## Description of the task
Copy the passage on diffuse esophageal spasm word for word, from its first heading through its last sentence.

## Selected extract

#####

Historical Perspective
Esophagus was described by Vasalius in 1543. Diffuse esophageal spasm was first described by Osgood in 1889 in 6 patients presenting with chest pain and dysphagia. Development of high resolution esophageal manometry in 2000 has led to classification of esophageal motility disorders.
Classification
Diffuse esophageal spasm can be classified as primary or secondary based on its association with other diseases.
Pathophysiology
The exact pathogenesis of DES is not fully understood. Current high-resolution manometric studies suggests impairment of inhibitory neurons. These inhibitory neurons use nitric oxide (NO) as neurotransmitter.
Causes
Exact cause of diffuse esophageal spasm is unknown. However, may be caused by consequence of various diseases and secondary to conditions like compression of nerves within esophageal wall, inflammation of the esophagus, strictures, GERD, and psychological conditions like anxiety or depression.

#####

Data for detecting document layout:
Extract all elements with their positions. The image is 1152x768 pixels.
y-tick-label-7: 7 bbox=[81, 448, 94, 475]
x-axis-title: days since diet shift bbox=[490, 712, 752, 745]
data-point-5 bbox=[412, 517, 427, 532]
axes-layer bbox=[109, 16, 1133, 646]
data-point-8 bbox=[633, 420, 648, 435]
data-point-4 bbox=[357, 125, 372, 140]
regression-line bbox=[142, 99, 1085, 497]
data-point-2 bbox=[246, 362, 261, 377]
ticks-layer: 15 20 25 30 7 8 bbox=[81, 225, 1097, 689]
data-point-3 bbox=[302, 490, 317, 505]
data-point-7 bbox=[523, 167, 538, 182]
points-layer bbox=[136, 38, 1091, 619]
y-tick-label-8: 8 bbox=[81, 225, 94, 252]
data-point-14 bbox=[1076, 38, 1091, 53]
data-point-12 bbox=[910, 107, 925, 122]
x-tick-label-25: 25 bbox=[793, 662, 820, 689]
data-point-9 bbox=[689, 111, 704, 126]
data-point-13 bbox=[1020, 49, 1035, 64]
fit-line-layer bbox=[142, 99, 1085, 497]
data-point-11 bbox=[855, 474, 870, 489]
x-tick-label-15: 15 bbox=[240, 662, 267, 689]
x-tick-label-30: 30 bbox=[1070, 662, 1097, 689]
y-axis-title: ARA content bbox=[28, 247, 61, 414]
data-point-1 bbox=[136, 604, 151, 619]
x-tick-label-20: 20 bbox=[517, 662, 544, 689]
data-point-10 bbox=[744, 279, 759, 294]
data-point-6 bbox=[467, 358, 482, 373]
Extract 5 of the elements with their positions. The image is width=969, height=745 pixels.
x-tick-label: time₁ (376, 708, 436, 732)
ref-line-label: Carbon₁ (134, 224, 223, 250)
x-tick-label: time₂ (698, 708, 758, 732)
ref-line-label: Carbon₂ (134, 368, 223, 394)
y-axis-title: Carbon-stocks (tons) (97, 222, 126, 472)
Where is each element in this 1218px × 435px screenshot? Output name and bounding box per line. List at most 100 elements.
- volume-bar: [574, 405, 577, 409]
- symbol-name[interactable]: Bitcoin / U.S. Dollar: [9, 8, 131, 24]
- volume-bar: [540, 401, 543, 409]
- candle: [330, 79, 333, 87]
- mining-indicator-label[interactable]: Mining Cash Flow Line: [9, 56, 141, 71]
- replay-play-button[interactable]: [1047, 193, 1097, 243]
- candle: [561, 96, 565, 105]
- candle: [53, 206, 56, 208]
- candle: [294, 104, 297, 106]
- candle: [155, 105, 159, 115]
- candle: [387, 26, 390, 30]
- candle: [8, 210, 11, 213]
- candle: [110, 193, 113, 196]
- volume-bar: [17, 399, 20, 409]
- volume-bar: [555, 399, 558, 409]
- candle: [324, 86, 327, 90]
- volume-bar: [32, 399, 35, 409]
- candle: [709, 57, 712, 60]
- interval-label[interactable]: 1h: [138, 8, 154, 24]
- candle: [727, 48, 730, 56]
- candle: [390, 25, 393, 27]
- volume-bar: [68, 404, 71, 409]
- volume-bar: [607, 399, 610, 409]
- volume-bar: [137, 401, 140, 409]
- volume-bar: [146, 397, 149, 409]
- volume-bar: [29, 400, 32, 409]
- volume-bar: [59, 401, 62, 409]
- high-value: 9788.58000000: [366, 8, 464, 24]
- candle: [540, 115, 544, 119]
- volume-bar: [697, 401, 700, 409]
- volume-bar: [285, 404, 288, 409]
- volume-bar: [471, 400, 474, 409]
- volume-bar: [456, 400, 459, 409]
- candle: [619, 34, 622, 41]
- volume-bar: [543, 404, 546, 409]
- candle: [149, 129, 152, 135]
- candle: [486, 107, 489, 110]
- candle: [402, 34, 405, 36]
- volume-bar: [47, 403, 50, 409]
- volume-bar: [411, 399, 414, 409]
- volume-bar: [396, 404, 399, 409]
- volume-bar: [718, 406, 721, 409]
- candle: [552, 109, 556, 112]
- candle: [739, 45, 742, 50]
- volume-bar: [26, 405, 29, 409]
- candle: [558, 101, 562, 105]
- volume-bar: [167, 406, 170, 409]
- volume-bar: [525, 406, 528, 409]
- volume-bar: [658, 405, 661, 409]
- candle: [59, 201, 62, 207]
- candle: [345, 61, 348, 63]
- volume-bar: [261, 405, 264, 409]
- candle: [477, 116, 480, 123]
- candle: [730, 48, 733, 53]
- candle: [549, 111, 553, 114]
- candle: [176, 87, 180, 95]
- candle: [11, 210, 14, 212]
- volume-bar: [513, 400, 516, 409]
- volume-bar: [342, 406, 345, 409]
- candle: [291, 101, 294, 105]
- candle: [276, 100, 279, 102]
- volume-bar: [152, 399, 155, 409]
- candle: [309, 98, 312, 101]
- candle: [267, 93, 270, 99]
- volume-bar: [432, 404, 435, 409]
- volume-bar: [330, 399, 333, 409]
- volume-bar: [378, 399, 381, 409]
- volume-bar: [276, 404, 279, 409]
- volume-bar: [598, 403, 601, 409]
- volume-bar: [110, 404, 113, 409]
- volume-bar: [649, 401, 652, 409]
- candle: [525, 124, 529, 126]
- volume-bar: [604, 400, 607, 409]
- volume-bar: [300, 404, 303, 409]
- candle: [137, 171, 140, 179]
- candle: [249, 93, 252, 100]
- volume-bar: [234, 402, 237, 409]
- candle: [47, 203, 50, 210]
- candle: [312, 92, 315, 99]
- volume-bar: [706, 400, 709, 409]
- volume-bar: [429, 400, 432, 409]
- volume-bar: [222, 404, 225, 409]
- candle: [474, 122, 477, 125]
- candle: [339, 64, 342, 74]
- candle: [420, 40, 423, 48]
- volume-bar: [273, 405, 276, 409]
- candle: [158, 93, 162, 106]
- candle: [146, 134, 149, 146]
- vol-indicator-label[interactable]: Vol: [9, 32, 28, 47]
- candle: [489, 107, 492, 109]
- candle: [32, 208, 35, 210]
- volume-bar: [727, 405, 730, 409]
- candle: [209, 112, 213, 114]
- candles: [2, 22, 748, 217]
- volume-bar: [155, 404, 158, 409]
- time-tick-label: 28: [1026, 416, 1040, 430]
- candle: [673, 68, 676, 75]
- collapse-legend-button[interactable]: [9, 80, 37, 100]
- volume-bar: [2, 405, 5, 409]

#####

## Exercise output
Historical Perspective
Esophagus was described by Vasalius in 1543. Diffuse esophageal spasm was first described by Osgood in 1889 in 6 patients presenting with chest pain and dysphagia. Development of high resolution esophageal manometry in 2000 has led to classification of esophageal motility disorders.
Classification
Diffuse esophageal spasm can be classified as primary or secondary based on its association with other diseases.
Pathophysiology
The exact pathogenesis of DES is not fully understood. Current high-resolution manometric studies suggests impairment of inhibitory neurons. These inhibitory neurons use nitric oxide (NO) as neurotransmitter.
Causes
Exact cause of diffuse esophageal spasm is unknown. However, may be caused by consequence of various diseases and secondary to conditions like compression of nerves within esophageal wall, inflammation of the esophagus, strictures, GERD, and psychological conditions like anxiety or depression.